Copy each line of the listing below exactly.

[DATA SUPPLIED start]

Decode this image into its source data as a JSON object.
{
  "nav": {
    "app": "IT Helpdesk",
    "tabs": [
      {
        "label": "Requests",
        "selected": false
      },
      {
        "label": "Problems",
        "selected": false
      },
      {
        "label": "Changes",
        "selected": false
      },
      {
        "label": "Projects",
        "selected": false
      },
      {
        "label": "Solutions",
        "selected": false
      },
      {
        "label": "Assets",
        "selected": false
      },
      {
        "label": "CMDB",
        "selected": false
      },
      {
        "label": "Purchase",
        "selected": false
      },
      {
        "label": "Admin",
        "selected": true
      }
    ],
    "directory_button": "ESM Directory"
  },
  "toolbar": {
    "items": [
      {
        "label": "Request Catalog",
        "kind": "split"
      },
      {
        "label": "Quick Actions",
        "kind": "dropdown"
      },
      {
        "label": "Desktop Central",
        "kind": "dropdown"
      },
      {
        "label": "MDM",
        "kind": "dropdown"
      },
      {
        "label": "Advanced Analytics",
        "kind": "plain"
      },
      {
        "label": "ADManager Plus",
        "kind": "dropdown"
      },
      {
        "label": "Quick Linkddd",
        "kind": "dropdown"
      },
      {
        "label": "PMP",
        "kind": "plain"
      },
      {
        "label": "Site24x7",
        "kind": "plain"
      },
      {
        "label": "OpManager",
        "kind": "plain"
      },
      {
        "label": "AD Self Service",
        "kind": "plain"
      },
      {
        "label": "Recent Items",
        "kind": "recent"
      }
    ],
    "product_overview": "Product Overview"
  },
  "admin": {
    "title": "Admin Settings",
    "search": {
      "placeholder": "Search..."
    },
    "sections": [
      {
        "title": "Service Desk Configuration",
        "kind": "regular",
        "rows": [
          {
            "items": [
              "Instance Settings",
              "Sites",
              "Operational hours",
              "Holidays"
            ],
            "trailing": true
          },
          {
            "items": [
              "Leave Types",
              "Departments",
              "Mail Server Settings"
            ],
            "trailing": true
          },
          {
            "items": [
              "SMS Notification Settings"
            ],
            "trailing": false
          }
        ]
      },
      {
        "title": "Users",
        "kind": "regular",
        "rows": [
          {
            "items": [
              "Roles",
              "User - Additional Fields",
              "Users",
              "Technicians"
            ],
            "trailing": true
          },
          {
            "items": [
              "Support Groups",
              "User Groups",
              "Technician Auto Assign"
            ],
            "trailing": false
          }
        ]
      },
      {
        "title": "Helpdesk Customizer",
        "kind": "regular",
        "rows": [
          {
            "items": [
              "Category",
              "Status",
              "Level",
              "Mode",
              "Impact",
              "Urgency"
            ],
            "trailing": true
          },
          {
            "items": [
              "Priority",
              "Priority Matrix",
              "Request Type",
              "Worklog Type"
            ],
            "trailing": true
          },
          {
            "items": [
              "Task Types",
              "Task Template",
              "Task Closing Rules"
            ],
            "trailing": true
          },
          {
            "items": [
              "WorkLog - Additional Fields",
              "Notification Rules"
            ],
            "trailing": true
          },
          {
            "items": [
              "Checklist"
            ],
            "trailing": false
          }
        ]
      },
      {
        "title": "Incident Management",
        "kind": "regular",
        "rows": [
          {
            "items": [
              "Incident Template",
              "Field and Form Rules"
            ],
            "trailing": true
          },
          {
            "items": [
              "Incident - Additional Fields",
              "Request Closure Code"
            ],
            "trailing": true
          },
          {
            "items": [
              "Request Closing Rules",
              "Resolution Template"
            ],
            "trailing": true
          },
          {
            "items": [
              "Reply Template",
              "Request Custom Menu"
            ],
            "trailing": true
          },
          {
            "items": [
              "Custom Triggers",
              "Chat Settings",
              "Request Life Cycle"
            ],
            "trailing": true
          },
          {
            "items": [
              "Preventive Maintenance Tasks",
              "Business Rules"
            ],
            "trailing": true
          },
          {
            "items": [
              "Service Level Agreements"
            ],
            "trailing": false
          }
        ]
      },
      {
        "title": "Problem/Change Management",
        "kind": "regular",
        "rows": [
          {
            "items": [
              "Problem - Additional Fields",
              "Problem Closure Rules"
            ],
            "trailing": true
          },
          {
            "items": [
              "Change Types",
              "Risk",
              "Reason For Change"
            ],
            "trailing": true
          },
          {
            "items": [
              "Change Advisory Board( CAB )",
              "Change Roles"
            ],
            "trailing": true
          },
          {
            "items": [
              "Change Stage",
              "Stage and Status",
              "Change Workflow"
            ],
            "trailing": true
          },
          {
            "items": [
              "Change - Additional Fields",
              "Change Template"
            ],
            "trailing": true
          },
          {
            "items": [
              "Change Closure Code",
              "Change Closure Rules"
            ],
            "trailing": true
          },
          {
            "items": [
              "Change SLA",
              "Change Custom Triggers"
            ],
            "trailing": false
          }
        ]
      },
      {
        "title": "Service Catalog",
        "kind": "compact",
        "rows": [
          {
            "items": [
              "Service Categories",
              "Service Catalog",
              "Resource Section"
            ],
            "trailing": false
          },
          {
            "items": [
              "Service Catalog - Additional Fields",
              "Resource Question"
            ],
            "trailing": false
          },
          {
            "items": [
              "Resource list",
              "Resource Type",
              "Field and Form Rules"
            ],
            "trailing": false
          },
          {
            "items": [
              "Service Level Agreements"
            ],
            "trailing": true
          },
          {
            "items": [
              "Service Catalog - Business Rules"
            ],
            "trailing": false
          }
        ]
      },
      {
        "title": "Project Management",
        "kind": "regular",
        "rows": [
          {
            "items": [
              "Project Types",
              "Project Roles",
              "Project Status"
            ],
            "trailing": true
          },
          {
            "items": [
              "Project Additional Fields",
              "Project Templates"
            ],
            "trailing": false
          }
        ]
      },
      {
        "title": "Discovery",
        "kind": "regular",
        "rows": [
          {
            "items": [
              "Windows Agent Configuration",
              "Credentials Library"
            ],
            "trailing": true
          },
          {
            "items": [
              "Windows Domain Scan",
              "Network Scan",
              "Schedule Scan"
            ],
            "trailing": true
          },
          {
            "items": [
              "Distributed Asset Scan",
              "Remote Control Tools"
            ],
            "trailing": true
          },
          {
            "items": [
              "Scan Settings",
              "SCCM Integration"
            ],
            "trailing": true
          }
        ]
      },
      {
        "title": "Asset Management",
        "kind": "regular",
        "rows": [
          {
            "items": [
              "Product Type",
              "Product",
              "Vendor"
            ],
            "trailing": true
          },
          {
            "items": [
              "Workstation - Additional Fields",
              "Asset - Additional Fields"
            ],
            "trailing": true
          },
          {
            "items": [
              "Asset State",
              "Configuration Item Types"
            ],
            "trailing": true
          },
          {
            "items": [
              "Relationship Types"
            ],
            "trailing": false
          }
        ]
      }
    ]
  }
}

[DATA SUPPLIED end]

EXERCISE ANSWER |
Decode this image into its source data as a JSON object.
{
  "nav": {
    "app": "IT Helpdesk",
    "tabs": [
      {
        "label": "Requests",
        "selected": false
      },
      {
        "label": "Problems",
        "selected": false
      },
      {
        "label": "Changes",
        "selected": false
      },
      {
        "label": "Projects",
        "selected": false
      },
      {
        "label": "Solutions",
        "selected": false
      },
      {
        "label": "Assets",
        "selected": false
      },
      {
        "label": "CMDB",
        "selected": false
      },
      {
        "label": "Purchase",
        "selected": false
      },
      {
        "label": "Admin",
        "selected": true
      }
    ],
    "directory_button": "ESM Directory"
  },
  "toolbar": {
    "items": [
      {
        "label": "Request Catalog",
        "kind": "split"
      },
      {
        "label": "Quick Actions",
        "kind": "dropdown"
      },
      {
        "label": "Desktop Central",
        "kind": "dropdown"
      },
      {
        "label": "MDM",
        "kind": "dropdown"
      },
      {
        "label": "Advanced Analytics",
        "kind": "plain"
      },
      {
        "label": "ADManager Plus",
        "kind": "dropdown"
      },
      {
        "label": "Quick Linkddd",
        "kind": "dropdown"
      },
      {
        "label": "PMP",
        "kind": "plain"
      },
      {
        "label": "Site24x7",
        "kind": "plain"
      },
      {
        "label": "OpManager",
        "kind": "plain"
      },
      {
        "label": "AD Self Service",
        "kind": "plain"
      },
      {
        "label": "Recent Items",
        "kind": "recent"
      }
    ],
    "product_overview": "Product Overview"
  },
  "admin": {
    "title": "Admin Settings",
    "search": {
      "placeholder": "Search..."
    },
    "sections": [
      {
        "title": "Service Desk Configuration",
        "kind": "regular",
        "rows": [
          {
            "items": [
              "Instance Settings",
              "Sites",
              "Operational hours",
              "Holidays"
            ],
            "trailing": true
          },
          {
            "items": [
              "Leave Types",
              "Departments",
              "Mail Server Settings"
            ],
            "trailing": true
          },
          {
            "items": [
              "SMS Notification Settings"
            ],
            "trailing": false
          }
        ]
      },
      {
        "title": "Users",
        "kind": "regular",
        "rows": [
          {
            "items": [
              "Roles",
              "User - Additional Fields",
              "Users",
              "Technicians"
            ],
            "trailing": true
          },
          {
            "items": [
              "Support Groups",
              "User Groups",
              "Technician Auto Assign"
            ],
            "trailing": false
          }
        ]
      },
      {
        "title": "Helpdesk Customizer",
        "kind": "regular",
        "rows": [
          {
            "items": [
              "Category",
              "Status",
              "Level",
              "Mode",
              "Impact",
              "Urgency"
            ],
            "trailing": true
          },
          {
            "items": [
              "Priority",
              "Priority Matrix",
              "Request Type",
              "Worklog Type"
            ],
            "trailing": true
          },
          {
            "items": [
              "Task Types",
              "Task Template",
              "Task Closing Rules"
            ],
            "trailing": true
          },
          {
            "items": [
              "WorkLog - Additional Fields",
              "Notification Rules"
            ],
            "trailing": true
          },
          {
            "items": [
              "Checklist"
            ],
            "trailing": false
          }
        ]
      },
      {
        "title": "Incident Management",
        "kind": "regular",
        "rows": [
          {
            "items": [
              "Incident Template",
              "Field and Form Rules"
            ],
            "trailing": true
          },
          {
            "items": [
              "Incident - Additional Fields",
              "Request Closure Code"
            ],
            "trailing": true
          },
          {
            "items": [
              "Request Closing Rules",
              "Resolution Template"
            ],
            "trailing": true
          },
          {
            "items": [
              "Reply Template",
              "Request Custom Menu"
            ],
            "trailing": true
          },
          {
            "items": [
              "Custom Triggers",
              "Chat Settings",
              "Request Life Cycle"
            ],
            "trailing": true
          },
          {
            "items": [
              "Preventive Maintenance Tasks",
              "Business Rules"
            ],
            "trailing": true
          },
          {
            "items": [
              "Service Level Agreements"
            ],
            "trailing": false
          }
        ]
      },
      {
        "title": "Problem/Change Management",
        "kind": "regular",
        "rows": [
          {
            "items": [
              "Problem - Additional Fields",
              "Problem Closure Rules"
            ],
            "trailing": true
          },
          {
            "items": [
              "Change Types",
              "Risk",
              "Reason For Change"
            ],
            "trailing": true
          },
          {
            "items": [
              "Change Advisory Board( CAB )",
              "Change Roles"
            ],
            "trailing": true
          },
          {
            "items": [
              "Change Stage",
              "Stage and Status",
              "Change Workflow"
            ],
            "trailing": true
          },
          {
            "items": [
              "Change - Additional Fields",
              "Change Template"
            ],
            "trailing": true
          },
          {
            "items": [
              "Change Closure Code",
              "Change Closure Rules"
            ],
            "trailing": true
          },
          {
            "items": [
              "Change SLA",
              "Change Custom Triggers"
            ],
            "trailing": false
          }
        ]
      },
      {
        "title": "Service Catalog",
        "kind": "compact",
        "rows": [
          {
            "items": [
              "Service Categories",
              "Service Catalog",
              "Resource Section"
            ],
            "trailing": false
          },
          {
            "items": [
              "Service Catalog - Additional Fields",
              "Resource Question"
            ],
            "trailing": false
          },
          {
            "items": [
              "Resource list",
              "Resource Type",
              "Field and Form Rules"
            ],
            "trailing": false
          },
          {
            "items": [
              "Service Level Agreements"
            ],
            "trailing": true
          },
          {
            "items": [
              "Service Catalog - Business Rules"
            ],
            "trailing": false
          }
        ]
      },
      {
        "title": "Project Management",
        "kind": "regular",
        "rows": [
          {
            "items": [
              "Project Types",
              "Project Roles",
              "Project Status"
            ],
            "trailing": true
          },
          {
            "items": [
              "Project Additional Fields",
              "Project Templates"
            ],
            "trailing": false
          }
        ]
      },
      {
        "title": "Discovery",
        "kind": "regular",
        "rows": [
          {
            "items": [
              "Windows Agent Configuration",
              "Credentials Library"
            ],
            "trailing": true
          },
          {
            "items": [
              "Windows Domain Scan",
              "Network Scan",
              "Schedule Scan"
            ],
            "trailing": true
          },
          {
            "items": [
              "Distributed Asset Scan",
              "Remote Control Tools"
            ],
            "trailing": true
          },
          {
            "items": [
              "Scan Settings",
              "SCCM Integration"
            ],
            "trailing": true
          }
        ]
      },
      {
        "title": "Asset Management",
        "kind": "regular",
        "rows": [
          {
            "items": [
              "Product Type",
              "Product",
              "Vendor"
            ],
            "trailing": true
          },
          {
            "items": [
              "Workstation - Additional Fields",
              "Asset - Additional Fields"
            ],
            "trailing": true
          },
          {
            "items": [
              "Asset State",
              "Configuration Item Types"
            ],
            "trailing": true
          },
          {
            "items": [
              "Relationship Types"
            ],
            "trailing": false
          }
        ]
      }
    ]
  }
}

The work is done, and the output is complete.